## [ページ抜粋]
****************
皆様、こんにちは!みんなのコンサルティングの足立です。「これを読めばM&Aは怖くない!!」連載3回目になりました。
前回は「M&Aプロセス概要」と題しまして、主にM&Aの一連のプロセスが、一般的に①戦略・プランニング、②基本合意、③実行フェーズ、④クロージング、⑤統合後の5段階に区分されること。そして、各フェーズの概要について解説いたしました。
さて、今回はM&Aプロセスの冒頭となる①戦略・プランニングについて、特に売り手目線でお話いたします。「戦略」と聞くと、「なんだか難しそうだな・・・」と思われるかもしれませんが、要は以下の点について、主体的に前もってしっかりと考え抜くことが肝要だと思っています。これらを念頭に置きながら、それぞれのポイントに触れていきたいと思います。
- どのような目的で(Why)
- 何を買う(売る)のか(What)
- いつまでに買う(売る)のか(When)
- 誰から買うのか(誰に売るのか)(from Who / Whom)
- どこの国で買うのか(売るのか)(Where)
- どのようにして買う(売るのか)(How)
本連載では、経営者の皆様が今まで積み上げてこられた経験・技術、ノウハウ・人的ネットワーク等の無形資産を、次の世代に継承し日本を盛り上げるべく、M&Aをもっとより身近に感じていただきたく、執筆いたしました。もし、まだ読まれていない方はぜひ過去分をご覧いただければと思います!M&Aに対する意識が少しでも変わるよう、経営者のひとつのオプションとして常に選択できるよう、まずは必要最低限の情報をご提示できればと思います。
全10回を予定しておりますので、ひとつでも多くご覧いただき、M&Aに対する意識が少しでもポジティブになればと思います!
売り手目線でのM&A戦略・プランニング
売り手における、M&A戦略・プランニングの一般的なプロセスは以下のとおりです。
****************
## [やること一覧]
1) ページ抜粋で、M&Aの一連のプロセスを区分した段階をすべて順番どおりに挙げてください。
2) ページ抜粋の「- 何を買う(売る)のか(What)」から「ジティブになればと思います!」までを、一字も変えずに書き写してください。

## [提供データ]
****************
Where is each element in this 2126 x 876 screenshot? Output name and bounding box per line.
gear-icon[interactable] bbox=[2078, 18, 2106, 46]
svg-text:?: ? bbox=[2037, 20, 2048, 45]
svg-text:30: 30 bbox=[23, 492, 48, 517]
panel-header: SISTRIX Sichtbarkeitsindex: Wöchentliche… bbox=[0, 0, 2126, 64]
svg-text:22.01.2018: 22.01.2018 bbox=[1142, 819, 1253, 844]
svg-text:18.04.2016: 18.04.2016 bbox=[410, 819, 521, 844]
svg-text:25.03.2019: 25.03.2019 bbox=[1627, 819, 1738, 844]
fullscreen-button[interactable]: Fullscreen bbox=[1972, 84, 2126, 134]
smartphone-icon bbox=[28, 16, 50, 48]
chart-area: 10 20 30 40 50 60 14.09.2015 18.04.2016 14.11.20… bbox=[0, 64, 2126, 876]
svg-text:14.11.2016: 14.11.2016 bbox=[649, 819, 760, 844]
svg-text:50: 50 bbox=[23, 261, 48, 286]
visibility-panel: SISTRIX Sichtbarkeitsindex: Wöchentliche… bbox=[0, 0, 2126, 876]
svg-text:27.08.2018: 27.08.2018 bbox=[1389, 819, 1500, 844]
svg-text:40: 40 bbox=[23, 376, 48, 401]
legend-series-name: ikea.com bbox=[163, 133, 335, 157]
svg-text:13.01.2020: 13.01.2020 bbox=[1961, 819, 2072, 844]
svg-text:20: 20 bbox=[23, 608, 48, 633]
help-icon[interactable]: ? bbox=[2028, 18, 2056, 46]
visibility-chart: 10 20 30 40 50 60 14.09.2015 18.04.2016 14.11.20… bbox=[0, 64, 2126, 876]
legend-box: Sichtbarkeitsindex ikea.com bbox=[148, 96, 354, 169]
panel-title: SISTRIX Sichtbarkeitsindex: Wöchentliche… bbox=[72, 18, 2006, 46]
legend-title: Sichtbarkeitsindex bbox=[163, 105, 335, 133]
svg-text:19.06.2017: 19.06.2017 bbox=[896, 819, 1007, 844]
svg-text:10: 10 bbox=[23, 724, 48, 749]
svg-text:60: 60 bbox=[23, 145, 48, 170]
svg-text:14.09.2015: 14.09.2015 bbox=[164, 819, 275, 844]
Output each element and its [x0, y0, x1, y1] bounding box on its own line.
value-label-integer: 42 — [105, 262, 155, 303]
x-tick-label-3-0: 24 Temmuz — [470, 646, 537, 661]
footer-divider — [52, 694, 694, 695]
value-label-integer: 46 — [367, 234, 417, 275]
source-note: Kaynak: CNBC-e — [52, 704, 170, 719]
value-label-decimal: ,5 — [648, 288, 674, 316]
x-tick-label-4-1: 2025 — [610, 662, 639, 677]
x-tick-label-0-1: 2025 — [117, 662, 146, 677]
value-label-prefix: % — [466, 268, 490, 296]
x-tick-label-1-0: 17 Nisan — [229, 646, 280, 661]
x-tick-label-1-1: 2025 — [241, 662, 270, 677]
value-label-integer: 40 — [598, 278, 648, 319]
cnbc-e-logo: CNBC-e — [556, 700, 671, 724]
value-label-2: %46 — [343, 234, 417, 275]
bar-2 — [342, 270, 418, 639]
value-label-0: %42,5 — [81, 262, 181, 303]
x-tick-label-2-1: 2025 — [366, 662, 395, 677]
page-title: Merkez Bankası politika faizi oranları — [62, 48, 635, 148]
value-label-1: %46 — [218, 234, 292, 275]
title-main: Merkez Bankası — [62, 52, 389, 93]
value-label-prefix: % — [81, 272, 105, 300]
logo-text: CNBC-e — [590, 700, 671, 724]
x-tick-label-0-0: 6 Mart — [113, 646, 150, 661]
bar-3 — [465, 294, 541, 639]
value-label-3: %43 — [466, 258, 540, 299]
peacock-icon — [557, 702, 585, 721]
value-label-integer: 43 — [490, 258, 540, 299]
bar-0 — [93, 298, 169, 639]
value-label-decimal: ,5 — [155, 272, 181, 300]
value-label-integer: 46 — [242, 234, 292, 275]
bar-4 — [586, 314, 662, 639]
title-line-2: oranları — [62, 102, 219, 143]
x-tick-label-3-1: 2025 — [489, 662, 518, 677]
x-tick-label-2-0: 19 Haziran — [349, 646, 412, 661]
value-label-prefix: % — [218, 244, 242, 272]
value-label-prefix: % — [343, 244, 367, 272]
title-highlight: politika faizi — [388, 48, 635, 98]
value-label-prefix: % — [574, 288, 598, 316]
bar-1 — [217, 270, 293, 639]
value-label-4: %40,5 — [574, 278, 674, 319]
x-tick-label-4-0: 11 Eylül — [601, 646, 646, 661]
****************
## [回答一覧]
1)
①戦略・プランニング
②基本合意
③実行フェーズ
④クロージング
⑤統合後

2)
- 何を買う(売る)のか(What)
- いつまでに買う(売る)のか(When)
- 誰から買うのか(誰に売るのか)(from Who / Whom)
- どこの国で買うのか(売るのか)(Where)
- どのようにして買う(売るのか)(How)
本連載では、経営者の皆様が今まで積み上げてこられた経験・技術、ノウハウ・人的ネットワーク等の無形資産を、次の世代に継承し日本を盛り上げるべく、M&Aをもっとより身近に感じていただきたく、執筆いたしました。もし、まだ読まれていない方はぜひ過去分をご覧いただければと思います!M&Aに対する意識が少しでも変わるよう、経営者のひとつのオプションとして常に選択できるよう、まずは必要最低限の情報をご提示できればと思います。
全10回を予定しておりますので、ひとつでも多くご覧いただき、M&Aに対する意識が少しでもポジティブになればと思います!